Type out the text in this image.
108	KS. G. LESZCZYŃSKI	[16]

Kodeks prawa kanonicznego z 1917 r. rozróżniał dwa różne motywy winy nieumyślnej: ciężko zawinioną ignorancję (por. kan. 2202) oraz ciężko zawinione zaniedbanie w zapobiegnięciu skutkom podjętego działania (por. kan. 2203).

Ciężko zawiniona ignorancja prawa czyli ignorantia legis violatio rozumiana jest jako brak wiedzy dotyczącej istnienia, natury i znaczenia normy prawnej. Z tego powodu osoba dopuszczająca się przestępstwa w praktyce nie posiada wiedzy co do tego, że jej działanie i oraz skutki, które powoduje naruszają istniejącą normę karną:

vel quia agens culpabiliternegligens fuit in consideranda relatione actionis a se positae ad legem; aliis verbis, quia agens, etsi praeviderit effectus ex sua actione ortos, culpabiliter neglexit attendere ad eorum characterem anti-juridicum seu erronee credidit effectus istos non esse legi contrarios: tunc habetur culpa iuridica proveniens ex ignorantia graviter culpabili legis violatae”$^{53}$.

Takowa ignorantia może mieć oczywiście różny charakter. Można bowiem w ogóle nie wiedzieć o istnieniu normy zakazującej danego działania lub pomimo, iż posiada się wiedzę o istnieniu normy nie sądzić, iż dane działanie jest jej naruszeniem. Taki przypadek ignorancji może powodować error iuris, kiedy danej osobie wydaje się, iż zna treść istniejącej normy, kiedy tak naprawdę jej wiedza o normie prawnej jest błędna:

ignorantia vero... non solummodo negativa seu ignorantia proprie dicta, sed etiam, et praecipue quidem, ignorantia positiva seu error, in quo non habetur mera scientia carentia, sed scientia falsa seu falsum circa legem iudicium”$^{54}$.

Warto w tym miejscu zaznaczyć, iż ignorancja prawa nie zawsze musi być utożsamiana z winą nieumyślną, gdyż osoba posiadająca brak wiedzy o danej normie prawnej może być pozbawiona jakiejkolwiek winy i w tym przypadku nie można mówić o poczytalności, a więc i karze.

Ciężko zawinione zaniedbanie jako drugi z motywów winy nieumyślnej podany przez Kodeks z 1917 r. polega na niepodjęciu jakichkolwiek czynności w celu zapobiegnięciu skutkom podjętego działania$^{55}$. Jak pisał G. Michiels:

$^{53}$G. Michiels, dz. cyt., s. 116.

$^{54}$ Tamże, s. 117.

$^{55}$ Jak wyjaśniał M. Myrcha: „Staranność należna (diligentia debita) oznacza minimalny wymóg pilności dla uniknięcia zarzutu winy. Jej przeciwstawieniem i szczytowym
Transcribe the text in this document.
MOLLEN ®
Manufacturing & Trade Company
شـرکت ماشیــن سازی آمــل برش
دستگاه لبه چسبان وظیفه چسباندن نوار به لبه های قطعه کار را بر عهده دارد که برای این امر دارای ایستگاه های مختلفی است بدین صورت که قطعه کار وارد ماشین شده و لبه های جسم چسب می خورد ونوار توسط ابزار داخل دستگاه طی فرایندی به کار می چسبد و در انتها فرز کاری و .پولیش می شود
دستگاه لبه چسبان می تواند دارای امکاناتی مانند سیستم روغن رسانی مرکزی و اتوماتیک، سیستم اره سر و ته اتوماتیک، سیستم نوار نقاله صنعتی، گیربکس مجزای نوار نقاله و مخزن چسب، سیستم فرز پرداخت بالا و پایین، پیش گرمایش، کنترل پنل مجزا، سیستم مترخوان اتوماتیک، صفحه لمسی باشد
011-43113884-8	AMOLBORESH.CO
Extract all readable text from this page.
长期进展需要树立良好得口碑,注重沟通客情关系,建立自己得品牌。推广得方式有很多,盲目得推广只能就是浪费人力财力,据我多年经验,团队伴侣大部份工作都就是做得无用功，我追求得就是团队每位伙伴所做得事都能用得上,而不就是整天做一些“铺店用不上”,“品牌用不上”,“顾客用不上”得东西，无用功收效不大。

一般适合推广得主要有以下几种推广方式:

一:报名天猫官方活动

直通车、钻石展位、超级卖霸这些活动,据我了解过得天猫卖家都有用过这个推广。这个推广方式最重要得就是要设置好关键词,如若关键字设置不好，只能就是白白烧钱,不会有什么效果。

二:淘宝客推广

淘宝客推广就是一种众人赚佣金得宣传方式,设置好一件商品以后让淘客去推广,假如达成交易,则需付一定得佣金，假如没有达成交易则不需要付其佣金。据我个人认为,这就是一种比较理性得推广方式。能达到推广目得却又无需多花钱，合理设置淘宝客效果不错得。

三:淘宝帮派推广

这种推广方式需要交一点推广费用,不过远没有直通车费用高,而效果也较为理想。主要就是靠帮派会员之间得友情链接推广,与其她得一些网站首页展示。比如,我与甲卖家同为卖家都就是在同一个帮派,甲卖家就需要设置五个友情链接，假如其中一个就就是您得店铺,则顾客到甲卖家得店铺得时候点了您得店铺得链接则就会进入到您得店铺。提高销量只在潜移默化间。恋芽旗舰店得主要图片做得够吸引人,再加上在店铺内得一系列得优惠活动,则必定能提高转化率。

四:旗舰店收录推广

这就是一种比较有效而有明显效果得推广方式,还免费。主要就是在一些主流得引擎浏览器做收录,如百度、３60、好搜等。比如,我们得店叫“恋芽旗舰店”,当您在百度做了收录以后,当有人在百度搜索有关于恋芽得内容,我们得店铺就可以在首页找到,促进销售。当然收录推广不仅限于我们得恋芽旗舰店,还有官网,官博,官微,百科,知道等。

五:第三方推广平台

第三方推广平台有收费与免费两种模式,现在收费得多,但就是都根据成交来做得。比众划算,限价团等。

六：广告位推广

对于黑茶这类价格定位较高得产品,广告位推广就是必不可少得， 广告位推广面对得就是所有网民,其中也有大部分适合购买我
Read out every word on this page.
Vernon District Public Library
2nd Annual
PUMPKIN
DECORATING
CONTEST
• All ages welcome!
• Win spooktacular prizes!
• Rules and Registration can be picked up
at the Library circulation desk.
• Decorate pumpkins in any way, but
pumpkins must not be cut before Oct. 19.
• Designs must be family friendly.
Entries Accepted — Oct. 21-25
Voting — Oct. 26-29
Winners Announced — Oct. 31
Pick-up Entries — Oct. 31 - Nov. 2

What you will do → Print exactly the lines above, starting at the line that contains "Extract all readable text from this page." and ending with the last line of the records, both included.

Complete output →
Extract all readable text from this page.
长期进展需要树立良好得口碑,注重沟通客情关系,建立自己得品牌。推广得方式有很多,盲目得推广只能就是浪费人力财力,据我多年经验,团队伴侣大部份工作都就是做得无用功，我追求得就是团队每位伙伴所做得事都能用得上,而不就是整天做一些“铺店用不上”,“品牌用不上”,“顾客用不上”得东西，无用功收效不大。

一般适合推广得主要有以下几种推广方式:

一:报名天猫官方活动

直通车、钻石展位、超级卖霸这些活动,据我了解过得天猫卖家都有用过这个推广。这个推广方式最重要得就是要设置好关键词,如若关键字设置不好，只能就是白白烧钱,不会有什么效果。

二:淘宝客推广

淘宝客推广就是一种众人赚佣金得宣传方式,设置好一件商品以后让淘客去推广,假如达成交易,则需付一定得佣金，假如没有达成交易则不需要付其佣金。据我个人认为,这就是一种比较理性得推广方式。能达到推广目得却又无需多花钱，合理设置淘宝客效果不错得。

三:淘宝帮派推广

这种推广方式需要交一点推广费用,不过远没有直通车费用高,而效果也较为理想。主要就是靠帮派会员之间得友情链接推广,与其她得一些网站首页展示。比如,我与甲卖家同为卖家都就是在同一个帮派,甲卖家就需要设置五个友情链接，假如其中一个就就是您得店铺,则顾客到甲卖家得店铺得时候点了您得店铺得链接则就会进入到您得店铺。提高销量只在潜移默化间。恋芽旗舰店得主要图片做得够吸引人,再加上在店铺内得一系列得优惠活动,则必定能提高转化率。

四:旗舰店收录推广

这就是一种比较有效而有明显效果得推广方式,还免费。主要就是在一些主流得引擎浏览器做收录,如百度、３60、好搜等。比如,我们得店叫“恋芽旗舰店”,当您在百度做了收录以后,当有人在百度搜索有关于恋芽得内容,我们得店铺就可以在首页找到,促进销售。当然收录推广不仅限于我们得恋芽旗舰店,还有官网,官博,官微,百科,知道等。

五:第三方推广平台

第三方推广平台有收费与免费两种模式,现在收费得多,但就是都根据成交来做得。比众划算,限价团等。

六：广告位推广

对于黑茶这类价格定位较高得产品,广告位推广就是必不可少得， 广告位推广面对得就是所有网民,其中也有大部分适合购买我
Read out every word on this page.
Vernon District Public Library
2nd Annual
PUMPKIN
DECORATING
CONTEST
• All ages welcome!
• Win spooktacular prizes!
• Rules and Registration can be picked up
at the Library circulation desk.
• Decorate pumpkins in any way, but
pumpkins must not be cut before Oct. 19.
• Designs must be family friendly.
Entries Accepted — Oct. 21-25
Voting — Oct. 26-29
Winners Announced — Oct. 31
Pick-up Entries — Oct. 31 - Nov. 2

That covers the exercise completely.